* start *

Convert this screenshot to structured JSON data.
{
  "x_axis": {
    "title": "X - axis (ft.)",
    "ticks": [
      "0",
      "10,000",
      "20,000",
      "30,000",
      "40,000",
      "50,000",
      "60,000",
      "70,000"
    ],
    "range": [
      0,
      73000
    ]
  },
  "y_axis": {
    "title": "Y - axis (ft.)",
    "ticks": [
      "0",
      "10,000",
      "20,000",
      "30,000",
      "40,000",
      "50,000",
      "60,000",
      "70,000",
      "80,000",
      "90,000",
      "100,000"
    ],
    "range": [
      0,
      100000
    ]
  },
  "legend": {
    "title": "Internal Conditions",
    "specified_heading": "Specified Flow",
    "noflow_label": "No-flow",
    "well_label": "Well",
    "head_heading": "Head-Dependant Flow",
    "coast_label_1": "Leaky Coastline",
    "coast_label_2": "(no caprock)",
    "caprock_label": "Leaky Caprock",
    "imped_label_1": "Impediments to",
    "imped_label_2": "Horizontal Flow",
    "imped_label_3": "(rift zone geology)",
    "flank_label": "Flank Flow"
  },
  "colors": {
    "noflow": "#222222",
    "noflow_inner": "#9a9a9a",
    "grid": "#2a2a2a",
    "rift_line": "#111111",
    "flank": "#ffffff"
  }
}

* end *

### TASK DETAILS
Repeat all entries. Match them exactly.

### CORRECT ANSWER
Convert this screenshot to structured JSON data.
{
  "x_axis": {
    "title": "X - axis (ft.)",
    "ticks": [
      "0",
      "10,000",
      "20,000",
      "30,000",
      "40,000",
      "50,000",
      "60,000",
      "70,000"
    ],
    "range": [
      0,
      73000
    ]
  },
  "y_axis": {
    "title": "Y - axis (ft.)",
    "ticks": [
      "0",
      "10,000",
      "20,000",
      "30,000",
      "40,000",
      "50,000",
      "60,000",
      "70,000",
      "80,000",
      "90,000",
      "100,000"
    ],
    "range": [
      0,
      100000
    ]
  },
  "legend": {
    "title": "Internal Conditions",
    "specified_heading": "Specified Flow",
    "noflow_label": "No-flow",
    "well_label": "Well",
    "head_heading": "Head-Dependant Flow",
    "coast_label_1": "Leaky Coastline",
    "coast_label_2": "(no caprock)",
    "caprock_label": "Leaky Caprock",
    "imped_label_1": "Impediments to",
    "imped_label_2": "Horizontal Flow",
    "imped_label_3": "(rift zone geology)",
    "flank_label": "Flank Flow"
  },
  "colors": {
    "noflow": "#222222",
    "noflow_inner": "#9a9a9a",
    "grid": "#2a2a2a",
    "rift_line": "#111111",
    "flank": "#ffffff"
  }
}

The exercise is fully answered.